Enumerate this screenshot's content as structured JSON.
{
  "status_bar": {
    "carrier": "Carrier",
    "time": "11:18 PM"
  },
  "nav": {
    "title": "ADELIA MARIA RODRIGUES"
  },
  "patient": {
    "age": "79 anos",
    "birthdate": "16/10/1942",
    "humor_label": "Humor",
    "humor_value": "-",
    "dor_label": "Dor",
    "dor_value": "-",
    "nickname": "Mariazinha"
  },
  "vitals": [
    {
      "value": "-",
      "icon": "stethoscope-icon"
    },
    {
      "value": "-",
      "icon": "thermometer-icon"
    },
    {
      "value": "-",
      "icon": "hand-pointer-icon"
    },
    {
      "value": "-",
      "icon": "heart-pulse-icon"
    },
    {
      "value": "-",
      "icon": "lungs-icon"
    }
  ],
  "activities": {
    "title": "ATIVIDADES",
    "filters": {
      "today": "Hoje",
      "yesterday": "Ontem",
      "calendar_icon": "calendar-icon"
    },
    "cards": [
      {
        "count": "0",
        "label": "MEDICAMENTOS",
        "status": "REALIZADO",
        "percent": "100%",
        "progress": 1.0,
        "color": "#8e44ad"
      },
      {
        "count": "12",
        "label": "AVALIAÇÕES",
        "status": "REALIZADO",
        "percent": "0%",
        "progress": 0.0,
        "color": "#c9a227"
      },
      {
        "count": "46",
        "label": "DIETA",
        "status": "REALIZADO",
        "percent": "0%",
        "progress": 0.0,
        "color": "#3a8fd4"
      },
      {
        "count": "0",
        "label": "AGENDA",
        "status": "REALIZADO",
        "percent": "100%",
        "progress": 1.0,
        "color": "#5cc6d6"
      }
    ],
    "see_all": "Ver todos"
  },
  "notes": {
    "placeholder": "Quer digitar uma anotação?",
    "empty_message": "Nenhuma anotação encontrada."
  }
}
* * *
DESCRIPTION OF THE TASK - Quote every record above exactly.

ANSWER TO THE TASK -
Enumerate this screenshot's content as structured JSON.
{
  "status_bar": {
    "carrier": "Carrier",
    "time": "11:18 PM"
  },
  "nav": {
    "title": "ADELIA MARIA RODRIGUES"
  },
  "patient": {
    "age": "79 anos",
    "birthdate": "16/10/1942",
    "humor_label": "Humor",
    "humor_value": "-",
    "dor_label": "Dor",
    "dor_value": "-",
    "nickname": "Mariazinha"
  },
  "vitals": [
    {
      "value": "-",
      "icon": "stethoscope-icon"
    },
    {
      "value": "-",
      "icon": "thermometer-icon"
    },
    {
      "value": "-",
      "icon": "hand-pointer-icon"
    },
    {
      "value": "-",
      "icon": "heart-pulse-icon"
    },
    {
      "value": "-",
      "icon": "lungs-icon"
    }
  ],
  "activities": {
    "title": "ATIVIDADES",
    "filters": {
      "today": "Hoje",
      "yesterday": "Ontem",
      "calendar_icon": "calendar-icon"
    },
    "cards": [
      {
        "count": "0",
        "label": "MEDICAMENTOS",
        "status": "REALIZADO",
        "percent": "100%",
        "progress": 1.0,
        "color": "#8e44ad"
      },
      {
        "count": "12",
        "label": "AVALIAÇÕES",
        "status": "REALIZADO",
        "percent": "0%",
        "progress": 0.0,
        "color": "#c9a227"
      },
      {
        "count": "46",
        "label": "DIETA",
        "status": "REALIZADO",
        "percent": "0%",
        "progress": 0.0,
        "color": "#3a8fd4"
      },
      {
        "count": "0",
        "label": "AGENDA",
        "status": "REALIZADO",
        "percent": "100%",
        "progress": 1.0,
        "color": "#5cc6d6"
      }
    ],
    "see_all": "Ver todos"
  },
  "notes": {
    "placeholder": "Quer digitar uma anotação?",
    "empty_message": "Nenhuma anotação encontrada."
  }
}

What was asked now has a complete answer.